■ SHORT EXERCISE: Print all of the entries exactly, minus the pictures.
***** MATERIAL FOR THIS TASK
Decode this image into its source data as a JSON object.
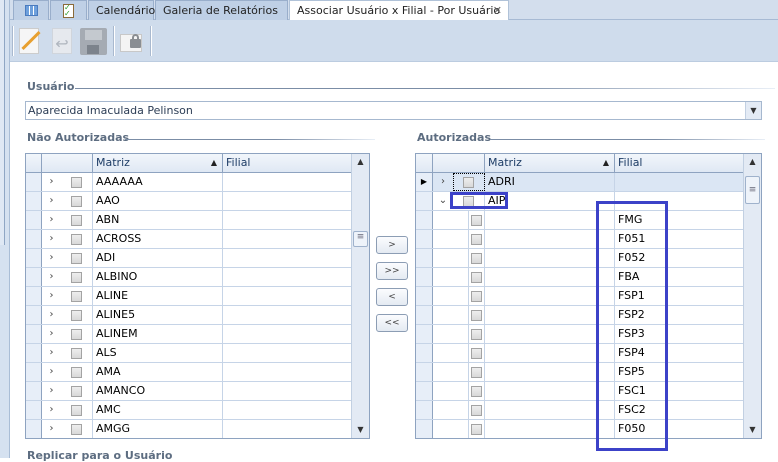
{
  "tabs": [
    {
      "label": "",
      "icon": "grid-icon"
    },
    {
      "label": "",
      "icon": "checklist-icon"
    },
    {
      "label": "Calendário"
    },
    {
      "label": "Galeria de Relatórios"
    },
    {
      "label": "Associar Usuário x Filial - Por Usuário",
      "active": true
    }
  ],
  "tab_close": "✕",
  "toolbar": [
    "edit-icon",
    "undo-icon",
    "save-icon",
    "lock-icon"
  ],
  "usuario": {
    "label": "Usuário",
    "value": "Aparecida Imaculada Pelinson"
  },
  "left_grid": {
    "title": "Não Autorizadas",
    "columns": [
      "Matriz",
      "Filial"
    ],
    "rows": [
      "AAAAAA",
      "AAO",
      "ABN",
      "ACROSS",
      "ADI",
      "ALBINO",
      "ALINE",
      "ALINE5",
      "ALINEM",
      "ALS",
      "AMA",
      "AMANCO",
      "AMC",
      "AMGG"
    ]
  },
  "move_buttons": [
    ">",
    ">>",
    "<",
    "<<"
  ],
  "right_grid": {
    "title": "Autorizadas",
    "columns": [
      "Matriz",
      "Filial"
    ],
    "groups": [
      {
        "matriz": "ADRI",
        "expanded": false,
        "selected": true
      },
      {
        "matriz": "AIP",
        "expanded": true
      }
    ],
    "children": [
      "FMG",
      "F051",
      "F052",
      "FBA",
      "FSP1",
      "FSP2",
      "FSP3",
      "FSP4",
      "FSP5",
      "FSC1",
      "FSC2",
      "F050"
    ]
  },
  "replicar_label": "Replicar para o Usuário",
  "colors": {
    "highlight": "#3c42c8",
    "selected_row": "#dbe6f4"
  }
}
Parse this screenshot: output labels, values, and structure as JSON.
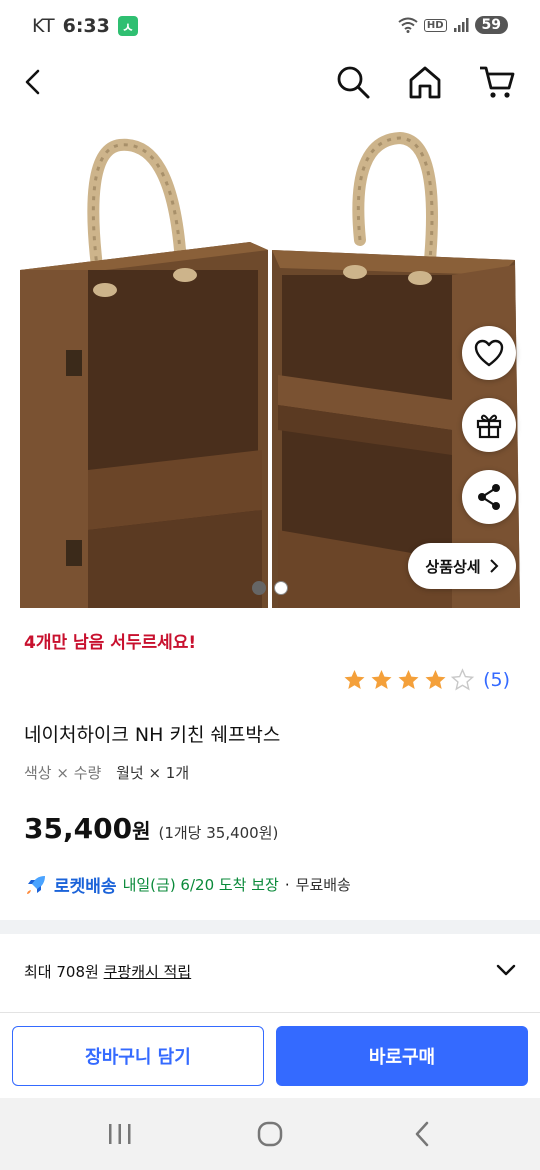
{
  "status_bar": {
    "carrier": "KT",
    "time": "6:33",
    "app_badge": "ㅅ",
    "network": "HD",
    "battery": "59"
  },
  "top_bar": {
    "icons": [
      "back-icon",
      "search-icon",
      "home-icon",
      "cart-icon"
    ]
  },
  "gallery": {
    "image_count": 2,
    "current_index": 1,
    "detail_button_label": "상품상세",
    "actions": [
      "heart-icon",
      "gift-icon",
      "share-icon"
    ]
  },
  "product": {
    "stock_alert": "4개만 남음 서두르세요!",
    "rating": {
      "stars": 4,
      "max": 5,
      "count_label": "(5)"
    },
    "title": "네이처하이크 NH 키친 쉐프박스",
    "option_key": "색상 × 수량",
    "option_value": "월넛 × 1개",
    "price": "35,400",
    "price_unit": "원",
    "unit_price": "(1개당 35,400원)",
    "delivery": {
      "label": "로켓배송",
      "arrival": "내일(금) 6/20 도착 보장",
      "separator": "·",
      "free": "무료배송"
    }
  },
  "cash": {
    "prefix": "최대 708원",
    "link": "쿠팡캐시 적립"
  },
  "actions": {
    "cart_label": "장바구니 담기",
    "buy_label": "바로구매"
  },
  "colors": {
    "accent": "#346aff",
    "alert": "#c8102e",
    "arrival": "#0a8a3a",
    "star": "#f4a03a"
  }
}
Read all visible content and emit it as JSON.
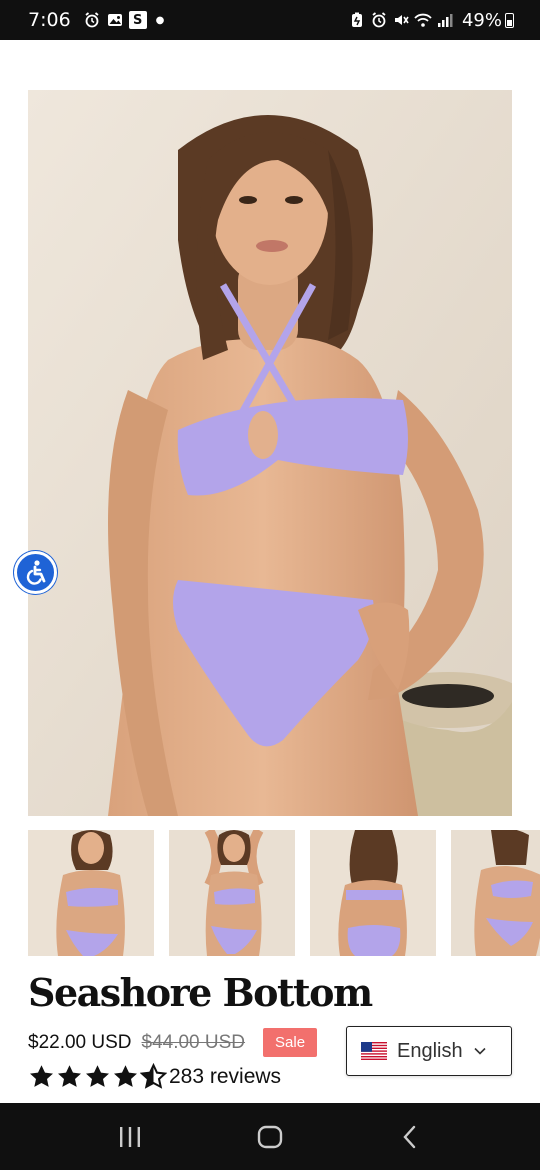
{
  "status_bar": {
    "time": "7:06",
    "left_icons": [
      "alarm-icon",
      "gallery-icon",
      "s-app-icon",
      "dot-icon"
    ],
    "s_badge": "S",
    "right_icons": [
      "battery-saver-icon",
      "alarm-icon",
      "mute-icon",
      "wifi-icon",
      "signal-icon"
    ],
    "battery_percent": "49%"
  },
  "product": {
    "title": "Seashore Bottom",
    "price": "$22.00 USD",
    "compare_price": "$44.00 USD",
    "badge": "Sale",
    "rating": 4.5,
    "reviews_label": "283 reviews"
  },
  "language_selector": {
    "label": "English",
    "flag": "us-flag-icon"
  },
  "accessibility": {
    "icon": "wheelchair-icon",
    "color": "#1f63d6"
  },
  "colors": {
    "bikini": "#b3a4ea",
    "sale_badge": "#f2706d",
    "background": "#ffffff",
    "system_bars": "#101010"
  },
  "nav_bar": {
    "buttons": [
      "recents-icon",
      "home-icon",
      "back-icon"
    ]
  }
}
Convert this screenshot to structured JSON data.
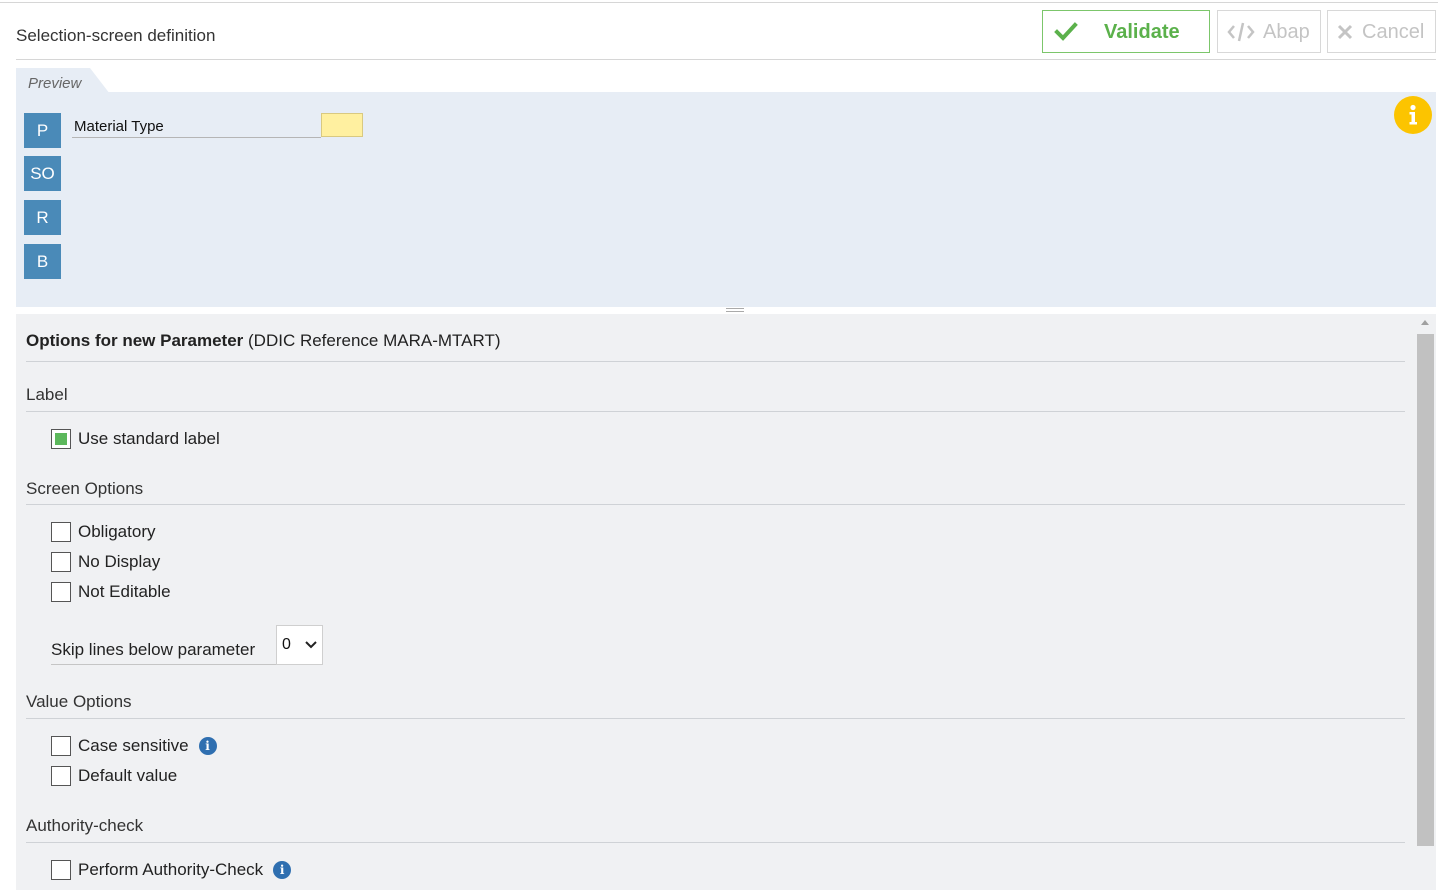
{
  "header": {
    "title": "Selection-screen definition",
    "buttons": {
      "validate": "Validate",
      "abap": "Abap",
      "cancel": "Cancel"
    }
  },
  "colors": {
    "validate": "#5bb14b",
    "disabled": "#c4c4c4",
    "preview_bg": "#e7edf5",
    "param_button": "#4a8ab8",
    "info": "#fcc400"
  },
  "preview": {
    "tab_label": "Preview",
    "side_buttons": [
      "P",
      "SO",
      "R",
      "B"
    ],
    "field_label": "Material Type",
    "info_icon": "info-icon"
  },
  "options": {
    "title_bold": "Options for new Parameter",
    "title_rest": " (DDIC Reference MARA-MTART)",
    "sections": {
      "label": {
        "heading": "Label",
        "use_standard_label": {
          "label": "Use standard label",
          "checked": true
        }
      },
      "screen": {
        "heading": "Screen Options",
        "obligatory": {
          "label": "Obligatory",
          "checked": false
        },
        "no_display": {
          "label": "No Display",
          "checked": false
        },
        "not_editable": {
          "label": "Not Editable",
          "checked": false
        },
        "skip_lines": {
          "label": "Skip lines below parameter",
          "value": "0"
        }
      },
      "value": {
        "heading": "Value Options",
        "case_sensitive": {
          "label": "Case sensitive",
          "checked": false
        },
        "default_value": {
          "label": "Default value",
          "checked": false
        }
      },
      "authority": {
        "heading": "Authority-check",
        "perform": {
          "label": "Perform Authority-Check",
          "checked": false
        }
      }
    }
  }
}
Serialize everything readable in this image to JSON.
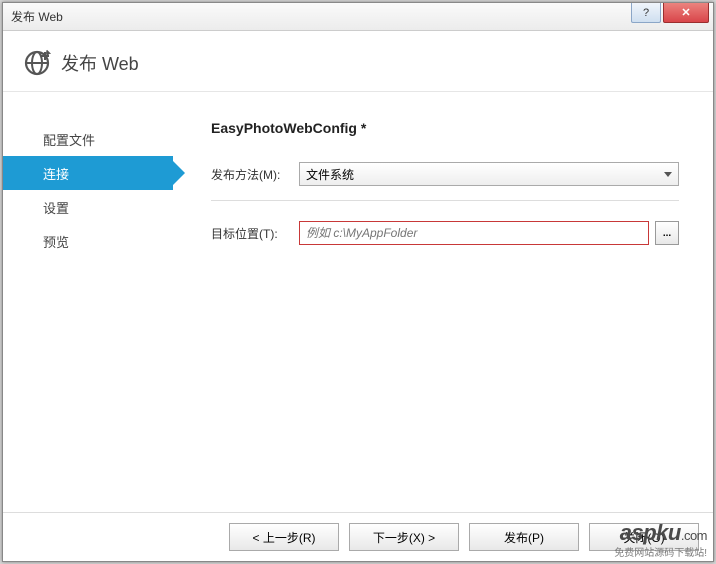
{
  "window": {
    "title": "发布 Web"
  },
  "header": {
    "title": "发布 Web"
  },
  "sidebar": {
    "items": [
      {
        "label": "配置文件",
        "active": false
      },
      {
        "label": "连接",
        "active": true
      },
      {
        "label": "设置",
        "active": false
      },
      {
        "label": "预览",
        "active": false
      }
    ]
  },
  "main": {
    "title": "EasyPhotoWebConfig *",
    "publish_method_label": "发布方法(M):",
    "publish_method_value": "文件系统",
    "target_label": "目标位置(T):",
    "target_placeholder": "例如 c:\\MyAppFolder",
    "target_value": "",
    "browse_label": "..."
  },
  "footer": {
    "prev": "< 上一步(R)",
    "next": "下一步(X) >",
    "publish": "发布(P)",
    "close": "关闭(O)"
  },
  "watermark": {
    "main": "aspku",
    "dotcom": ".com",
    "sub": "免费网站源码下载站!"
  }
}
**********
■ SOLVED PROBLEM:
Decode this image into its source data as a JSON object.
{
  "tabs": [
    {
      "label": "",
      "icon": "grid-icon"
    },
    {
      "label": "",
      "icon": "checklist-icon"
    },
    {
      "label": "Calendário"
    },
    {
      "label": "Galeria de Relatórios"
    },
    {
      "label": "Associar Usuário x Filial - Por Usuário",
      "active": true
    }
  ],
  "tab_close": "✕",
  "toolbar": [
    "edit-icon",
    "undo-icon",
    "save-icon",
    "lock-icon"
  ],
  "usuario": {
    "label": "Usuário",
    "value": "Aparecida Imaculada Pelinson"
  },
  "left_grid": {
    "title": "Não Autorizadas",
    "columns": [
      "Matriz",
      "Filial"
    ],
    "rows": [
      "AAAAAA",
      "AAO",
      "ABN",
      "ACROSS",
      "ADI",
      "ALBINO",
      "ALINE",
      "ALINE5",
      "ALINEM",
      "ALS",
      "AMA",
      "AMANCO",
      "AMC",
      "AMGG"
    ]
  },
  "move_buttons": [
    ">",
    ">>",
    "<",
    "<<"
  ],
  "right_grid": {
    "title": "Autorizadas",
    "columns": [
      "Matriz",
      "Filial"
    ],
    "groups": [
      {
        "matriz": "ADRI",
        "expanded": false,
        "selected": true
      },
      {
        "matriz": "AIP",
        "expanded": true
      }
    ],
    "children": [
      "FMG",
      "F051",
      "F052",
      "FBA",
      "FSP1",
      "FSP2",
      "FSP3",
      "FSP4",
      "FSP5",
      "FSC1",
      "FSC2",
      "F050"
    ]
  },
  "replicar_label": "Replicar para o Usuário",
  "colors": {
    "highlight": "#3c42c8",
    "selected_row": "#dbe6f4"
  }
}
Parse this screenshot: output labels, values, and structure as JSON.
{
  "status_bar": {
    "carrier": "KT",
    "time": "6:33",
    "app_badge": "ㅅ",
    "network": "HD",
    "battery": "59"
  },
  "top_bar": {
    "icons": [
      "back-icon",
      "search-icon",
      "home-icon",
      "cart-icon"
    ]
  },
  "gallery": {
    "image_count": 2,
    "current_index": 1,
    "detail_button_label": "상품상세",
    "actions": [
      "heart-icon",
      "gift-icon",
      "share-icon"
    ]
  },
  "product": {
    "stock_alert": "4개만 남음 서두르세요!",
    "rating": {
      "stars": 4,
      "max": 5,
      "count_label": "(5)"
    },
    "title": "네이처하이크 NH 키친 쉐프박스",
    "option_key": "색상 × 수량",
    "option_value": "월넛 × 1개",
    "price": "35,400",
    "price_unit": "원",
    "unit_price": "(1개당 35,400원)",
    "delivery": {
      "label": "로켓배송",
      "arrival": "내일(금) 6/20 도착 보장",
      "separator": "·",
      "free": "무료배송"
    }
  },
  "cash": {
    "prefix": "최대 708원",
    "link": "쿠팡캐시 적립"
  },
  "actions": {
    "cart_label": "장바구니 담기",
    "buy_label": "바로구매"
  },
  "colors": {
    "accent": "#346aff",
    "alert": "#c8102e",
    "arrival": "#0a8a3a",
    "star": "#f4a03a"
  }
}
Read all visible content and emit it as JSON.
{
  "status_bar": {
    "time": "7:06",
    "left_icons": [
      "alarm-icon",
      "gallery-icon",
      "s-app-icon",
      "dot-icon"
    ],
    "s_badge": "S",
    "right_icons": [
      "battery-saver-icon",
      "alarm-icon",
      "mute-icon",
      "wifi-icon",
      "signal-icon"
    ],
    "battery_percent": "49%"
  },
  "product": {
    "title": "Seashore Bottom",
    "price": "$22.00 USD",
    "compare_price": "$44.00 USD",
    "badge": "Sale",
    "rating": 4.5,
    "reviews_label": "283 reviews"
  },
  "language_selector": {
    "label": "English",
    "flag": "us-flag-icon"
  },
  "accessibility": {
    "icon": "wheelchair-icon",
    "color": "#1f63d6"
  },
  "colors": {
    "bikini": "#b3a4ea",
    "sale_badge": "#f2706d",
    "background": "#ffffff",
    "system_bars": "#101010"
  },
  "nav_bar": {
    "buttons": [
      "recents-icon",
      "home-icon",
      "back-icon"
    ]
  }
}
Convert this screenshot to structured JSON data.
{
  "header": {
    "title": "Selection-screen definition",
    "buttons": {
      "validate": "Validate",
      "abap": "Abap",
      "cancel": "Cancel"
    }
  },
  "colors": {
    "validate": "#5bb14b",
    "disabled": "#c4c4c4",
    "preview_bg": "#e7edf5",
    "param_button": "#4a8ab8",
    "info": "#fcc400"
  },
  "preview": {
    "tab_label": "Preview",
    "side_buttons": [
      "P",
      "SO",
      "R",
      "B"
    ],
    "field_label": "Material Type",
    "info_icon": "info-icon"
  },
  "options": {
    "title_bold": "Options for new Parameter",
    "title_rest": " (DDIC Reference MARA-MTART)",
    "sections": {
      "label": {
        "heading": "Label",
        "use_standard_label": {
          "label": "Use standard label",
          "checked": true
        }
      },
      "screen": {
        "heading": "Screen Options",
        "obligatory": {
          "label": "Obligatory",
          "checked": false
        },
        "no_display": {
          "label": "No Display",
          "checked": false
        },
        "not_editable": {
          "label": "Not Editable",
          "checked": false
        },
        "skip_lines": {
          "label": "Skip lines below parameter",
          "value": "0"
        }
      },
      "value": {
        "heading": "Value Options",
        "case_sensitive": {
          "label": "Case sensitive",
          "checked": false
        },
        "default_value": {
          "label": "Default value",
          "checked": false
        }
      },
      "authority": {
        "heading": "Authority-check",
        "perform": {
          "label": "Perform Authority-Check",
          "checked": false
        }
      }
    }
  }
}
Serialize everything readable in this image to JSON.
{
  "window": {
    "title": "发布 Web"
  },
  "header": {
    "title": "发布 Web"
  },
  "sidebar": {
    "items": [
      {
        "label": "配置文件",
        "active": false
      },
      {
        "label": "连接",
        "active": true
      },
      {
        "label": "设置",
        "active": false
      },
      {
        "label": "预览",
        "active": false
      }
    ]
  },
  "main": {
    "title": "EasyPhotoWebConfig *",
    "publish_method_label": "发布方法(M):",
    "publish_method_value": "文件系统",
    "target_label": "目标位置(T):",
    "target_placeholder": "例如 c:\\MyAppFolder",
    "target_value": "",
    "browse_label": "..."
  },
  "footer": {
    "prev": "< 上一步(R)",
    "next": "下一步(X) >",
    "publish": "发布(P)",
    "close": "关闭(O)"
  },
  "watermark": {
    "main": "aspku",
    "dotcom": ".com",
    "sub": "免费网站源码下载站!"
  }
}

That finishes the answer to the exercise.